### EXERCISE REQUIREMENTS
Go through the entries below and copy each line containing the word "gamificación".

### DATASET EXCERPTS
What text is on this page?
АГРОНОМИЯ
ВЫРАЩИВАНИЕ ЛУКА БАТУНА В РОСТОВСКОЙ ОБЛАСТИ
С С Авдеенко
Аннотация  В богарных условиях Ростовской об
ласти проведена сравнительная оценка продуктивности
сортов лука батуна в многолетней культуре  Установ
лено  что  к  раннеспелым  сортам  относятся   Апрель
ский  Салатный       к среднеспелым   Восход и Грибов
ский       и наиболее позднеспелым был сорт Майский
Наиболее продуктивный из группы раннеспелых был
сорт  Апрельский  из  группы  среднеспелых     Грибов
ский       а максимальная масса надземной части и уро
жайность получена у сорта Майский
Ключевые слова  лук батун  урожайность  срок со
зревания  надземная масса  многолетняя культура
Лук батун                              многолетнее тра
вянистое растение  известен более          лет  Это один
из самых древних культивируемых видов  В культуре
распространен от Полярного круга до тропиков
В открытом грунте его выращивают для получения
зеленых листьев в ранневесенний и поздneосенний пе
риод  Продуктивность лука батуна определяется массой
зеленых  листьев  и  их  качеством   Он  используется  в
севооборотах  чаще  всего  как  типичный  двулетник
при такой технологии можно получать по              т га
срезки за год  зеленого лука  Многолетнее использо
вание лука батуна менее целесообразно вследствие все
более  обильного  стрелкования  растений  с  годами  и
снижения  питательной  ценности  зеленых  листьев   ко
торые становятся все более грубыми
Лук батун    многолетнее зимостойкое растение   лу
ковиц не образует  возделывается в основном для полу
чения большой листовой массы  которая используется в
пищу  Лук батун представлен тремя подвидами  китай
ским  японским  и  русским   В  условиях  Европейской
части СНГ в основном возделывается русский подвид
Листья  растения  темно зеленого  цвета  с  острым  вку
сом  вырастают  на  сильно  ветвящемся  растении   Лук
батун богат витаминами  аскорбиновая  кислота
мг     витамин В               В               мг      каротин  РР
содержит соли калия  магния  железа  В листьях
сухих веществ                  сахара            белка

---

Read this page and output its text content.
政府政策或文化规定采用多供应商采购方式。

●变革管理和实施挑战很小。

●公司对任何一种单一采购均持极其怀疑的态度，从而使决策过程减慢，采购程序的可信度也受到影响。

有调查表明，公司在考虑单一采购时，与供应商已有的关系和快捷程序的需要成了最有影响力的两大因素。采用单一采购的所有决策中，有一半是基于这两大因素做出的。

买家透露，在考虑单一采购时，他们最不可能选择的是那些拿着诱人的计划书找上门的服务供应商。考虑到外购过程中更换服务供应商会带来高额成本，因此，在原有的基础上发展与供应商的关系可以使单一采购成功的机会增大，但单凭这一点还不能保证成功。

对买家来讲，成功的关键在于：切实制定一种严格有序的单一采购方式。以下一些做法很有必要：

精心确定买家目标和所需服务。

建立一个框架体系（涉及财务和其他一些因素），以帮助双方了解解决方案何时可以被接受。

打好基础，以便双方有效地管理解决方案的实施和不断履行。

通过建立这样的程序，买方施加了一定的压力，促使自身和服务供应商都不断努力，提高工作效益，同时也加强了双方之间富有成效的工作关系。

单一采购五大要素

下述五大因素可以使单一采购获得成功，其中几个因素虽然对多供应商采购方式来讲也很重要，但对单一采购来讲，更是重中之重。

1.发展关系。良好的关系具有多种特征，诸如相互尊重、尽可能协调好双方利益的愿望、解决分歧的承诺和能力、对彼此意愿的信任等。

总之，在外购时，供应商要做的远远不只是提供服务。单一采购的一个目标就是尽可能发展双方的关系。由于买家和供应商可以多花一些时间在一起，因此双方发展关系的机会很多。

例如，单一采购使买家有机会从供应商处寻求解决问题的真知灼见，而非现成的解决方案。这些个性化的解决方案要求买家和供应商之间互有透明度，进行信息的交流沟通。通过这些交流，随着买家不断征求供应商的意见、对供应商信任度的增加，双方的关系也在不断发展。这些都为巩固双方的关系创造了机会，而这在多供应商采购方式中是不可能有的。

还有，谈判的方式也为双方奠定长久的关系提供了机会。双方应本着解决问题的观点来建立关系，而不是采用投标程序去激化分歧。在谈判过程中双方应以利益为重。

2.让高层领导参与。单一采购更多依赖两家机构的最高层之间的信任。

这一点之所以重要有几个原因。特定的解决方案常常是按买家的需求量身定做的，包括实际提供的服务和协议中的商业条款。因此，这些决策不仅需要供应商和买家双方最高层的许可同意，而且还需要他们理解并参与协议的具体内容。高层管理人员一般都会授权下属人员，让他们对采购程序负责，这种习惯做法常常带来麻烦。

--

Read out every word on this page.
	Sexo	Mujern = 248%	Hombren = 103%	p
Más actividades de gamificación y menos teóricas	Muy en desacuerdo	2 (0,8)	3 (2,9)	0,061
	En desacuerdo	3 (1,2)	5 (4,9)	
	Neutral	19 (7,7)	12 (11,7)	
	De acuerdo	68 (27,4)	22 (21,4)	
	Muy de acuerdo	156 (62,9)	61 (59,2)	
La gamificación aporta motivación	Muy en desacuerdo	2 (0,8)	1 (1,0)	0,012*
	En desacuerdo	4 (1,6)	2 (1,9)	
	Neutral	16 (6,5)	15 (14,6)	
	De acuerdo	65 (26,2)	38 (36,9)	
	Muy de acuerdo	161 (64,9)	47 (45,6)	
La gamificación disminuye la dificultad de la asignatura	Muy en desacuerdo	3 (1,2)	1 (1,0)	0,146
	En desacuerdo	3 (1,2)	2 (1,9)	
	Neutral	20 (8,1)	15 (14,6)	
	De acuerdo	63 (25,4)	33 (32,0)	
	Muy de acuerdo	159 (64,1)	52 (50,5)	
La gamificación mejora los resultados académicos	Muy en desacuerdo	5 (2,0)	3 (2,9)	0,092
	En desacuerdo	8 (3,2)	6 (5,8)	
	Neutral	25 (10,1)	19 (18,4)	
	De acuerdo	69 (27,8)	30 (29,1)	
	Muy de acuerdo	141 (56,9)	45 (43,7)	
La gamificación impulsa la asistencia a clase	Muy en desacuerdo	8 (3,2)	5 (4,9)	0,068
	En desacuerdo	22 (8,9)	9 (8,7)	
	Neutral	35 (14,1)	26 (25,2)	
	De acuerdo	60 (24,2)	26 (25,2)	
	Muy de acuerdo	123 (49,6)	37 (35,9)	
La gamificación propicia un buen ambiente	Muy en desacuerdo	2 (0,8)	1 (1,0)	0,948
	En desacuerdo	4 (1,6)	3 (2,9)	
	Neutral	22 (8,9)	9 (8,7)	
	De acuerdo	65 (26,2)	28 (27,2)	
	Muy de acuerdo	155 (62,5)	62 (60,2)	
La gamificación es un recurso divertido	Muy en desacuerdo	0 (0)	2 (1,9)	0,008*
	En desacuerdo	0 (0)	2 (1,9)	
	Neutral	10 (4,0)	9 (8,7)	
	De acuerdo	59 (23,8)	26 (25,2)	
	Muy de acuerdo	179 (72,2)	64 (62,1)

### ANSWER TO THE EXERCISE
Más actividades de gamificación y menos teóricas	Muy en desacuerdo	2 (0,8)	3 (2,9)	0,061
La gamificación aporta motivación	Muy en desacuerdo	2 (0,8)	1 (1,0)	0,012*
La gamificación disminuye la dificultad de la asignatura	Muy en desacuerdo	3 (1,2)	1 (1,0)	0,146
La gamificación mejora los resultados académicos	Muy en desacuerdo	5 (2,0)	3 (2,9)	0,092
La gamificación impulsa la asistencia a clase	Muy en desacuerdo	8 (3,2)	5 (4,9)	0,068
La gamificación propicia un buen ambiente	Muy en desacuerdo	2 (0,8)	1 (1,0)	0,948
La gamificación es un recurso divertido	Muy en desacuerdo	0 (0)	2 (1,9)	0,008*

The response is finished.